Task prompt: Make a verbatim copy of the entries below; pictures stay out.

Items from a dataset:
+ + +
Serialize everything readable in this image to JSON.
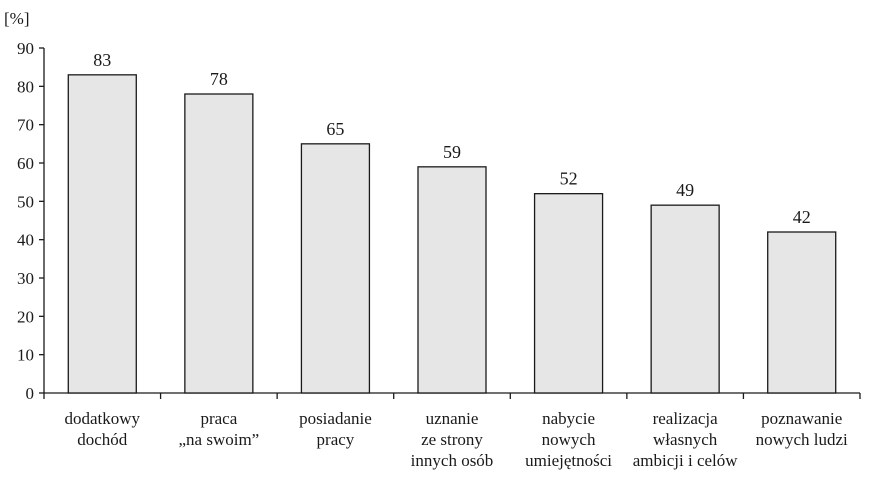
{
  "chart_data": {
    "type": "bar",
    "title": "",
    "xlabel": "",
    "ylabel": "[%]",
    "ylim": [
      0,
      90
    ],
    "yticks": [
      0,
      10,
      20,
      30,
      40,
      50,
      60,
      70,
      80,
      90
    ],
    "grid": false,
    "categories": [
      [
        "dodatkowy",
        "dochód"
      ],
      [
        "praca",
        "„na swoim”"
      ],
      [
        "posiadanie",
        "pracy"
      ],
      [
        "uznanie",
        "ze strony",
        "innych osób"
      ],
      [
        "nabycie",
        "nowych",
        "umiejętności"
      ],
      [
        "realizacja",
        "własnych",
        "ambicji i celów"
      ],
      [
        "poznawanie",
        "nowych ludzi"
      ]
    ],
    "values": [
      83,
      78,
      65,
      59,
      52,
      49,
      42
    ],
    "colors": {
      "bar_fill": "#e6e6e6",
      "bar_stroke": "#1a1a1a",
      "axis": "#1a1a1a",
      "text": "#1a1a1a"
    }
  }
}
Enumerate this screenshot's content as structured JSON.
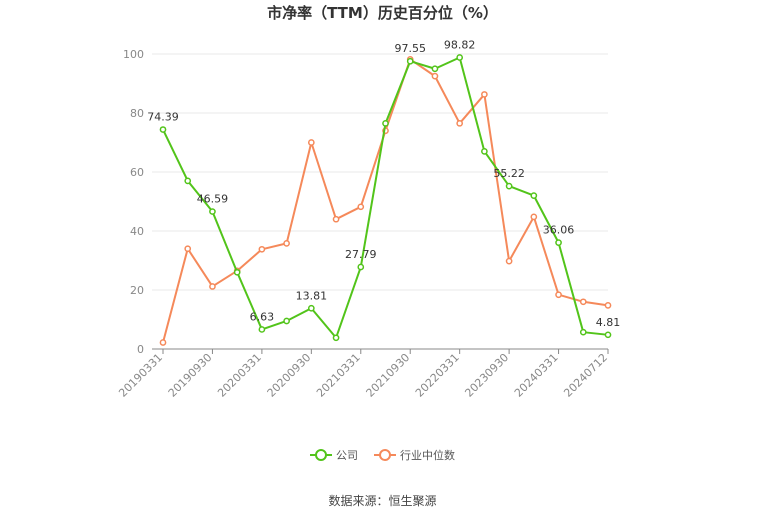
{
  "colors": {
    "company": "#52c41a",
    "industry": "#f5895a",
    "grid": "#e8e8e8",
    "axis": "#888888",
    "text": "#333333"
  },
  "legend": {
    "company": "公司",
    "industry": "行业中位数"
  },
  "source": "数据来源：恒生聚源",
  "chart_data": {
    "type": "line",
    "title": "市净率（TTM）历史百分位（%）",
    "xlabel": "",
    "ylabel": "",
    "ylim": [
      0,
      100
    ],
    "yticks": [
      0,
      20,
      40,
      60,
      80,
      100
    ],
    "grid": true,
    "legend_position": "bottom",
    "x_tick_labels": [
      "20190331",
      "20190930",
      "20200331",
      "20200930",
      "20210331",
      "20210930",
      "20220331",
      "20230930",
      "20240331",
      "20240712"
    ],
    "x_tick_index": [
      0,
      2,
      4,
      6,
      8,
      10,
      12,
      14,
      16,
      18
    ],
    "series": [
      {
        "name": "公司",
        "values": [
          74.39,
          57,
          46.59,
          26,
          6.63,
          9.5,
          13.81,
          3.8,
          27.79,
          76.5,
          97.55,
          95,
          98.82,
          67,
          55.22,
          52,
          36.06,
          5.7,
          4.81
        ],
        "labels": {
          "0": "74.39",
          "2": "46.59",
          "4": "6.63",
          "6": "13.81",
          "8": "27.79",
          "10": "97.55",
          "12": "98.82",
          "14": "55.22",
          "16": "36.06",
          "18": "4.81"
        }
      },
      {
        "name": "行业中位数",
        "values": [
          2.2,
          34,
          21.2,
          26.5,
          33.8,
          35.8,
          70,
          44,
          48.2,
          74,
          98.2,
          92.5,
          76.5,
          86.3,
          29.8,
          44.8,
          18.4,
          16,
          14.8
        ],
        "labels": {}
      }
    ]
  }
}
+ + +
Complete response:
Serialize everything readable in this image to JSON.
{
  "chart_data": {
    "type": "bar",
    "title": "",
    "xlabel": "",
    "ylabel": "[%]",
    "ylim": [
      0,
      90
    ],
    "yticks": [
      0,
      10,
      20,
      30,
      40,
      50,
      60,
      70,
      80,
      90
    ],
    "grid": false,
    "categories": [
      [
        "dodatkowy",
        "dochód"
      ],
      [
        "praca",
        "„na swoim”"
      ],
      [
        "posiadanie",
        "pracy"
      ],
      [
        "uznanie",
        "ze strony",
        "innych osób"
      ],
      [
        "nabycie",
        "nowych",
        "umiejętności"
      ],
      [
        "realizacja",
        "własnych",
        "ambicji i celów"
      ],
      [
        "poznawanie",
        "nowych ludzi"
      ]
    ],
    "values": [
      83,
      78,
      65,
      59,
      52,
      49,
      42
    ],
    "colors": {
      "bar_fill": "#e6e6e6",
      "bar_stroke": "#1a1a1a",
      "axis": "#1a1a1a",
      "text": "#1a1a1a"
    }
  }
}
Enumerate this screenshot's content as structured JSON.
{
  "colors": {
    "company": "#52c41a",
    "industry": "#f5895a",
    "grid": "#e8e8e8",
    "axis": "#888888",
    "text": "#333333"
  },
  "legend": {
    "company": "公司",
    "industry": "行业中位数"
  },
  "source": "数据来源：恒生聚源",
  "chart_data": {
    "type": "line",
    "title": "市净率（TTM）历史百分位（%）",
    "xlabel": "",
    "ylabel": "",
    "ylim": [
      0,
      100
    ],
    "yticks": [
      0,
      20,
      40,
      60,
      80,
      100
    ],
    "grid": true,
    "legend_position": "bottom",
    "x_tick_labels": [
      "20190331",
      "20190930",
      "20200331",
      "20200930",
      "20210331",
      "20210930",
      "20220331",
      "20230930",
      "20240331",
      "20240712"
    ],
    "x_tick_index": [
      0,
      2,
      4,
      6,
      8,
      10,
      12,
      14,
      16,
      18
    ],
    "series": [
      {
        "name": "公司",
        "values": [
          74.39,
          57,
          46.59,
          26,
          6.63,
          9.5,
          13.81,
          3.8,
          27.79,
          76.5,
          97.55,
          95,
          98.82,
          67,
          55.22,
          52,
          36.06,
          5.7,
          4.81
        ],
        "labels": {
          "0": "74.39",
          "2": "46.59",
          "4": "6.63",
          "6": "13.81",
          "8": "27.79",
          "10": "97.55",
          "12": "98.82",
          "14": "55.22",
          "16": "36.06",
          "18": "4.81"
        }
      },
      {
        "name": "行业中位数",
        "values": [
          2.2,
          34,
          21.2,
          26.5,
          33.8,
          35.8,
          70,
          44,
          48.2,
          74,
          98.2,
          92.5,
          76.5,
          86.3,
          29.8,
          44.8,
          18.4,
          16,
          14.8
        ],
        "labels": {}
      }
    ]
  }
}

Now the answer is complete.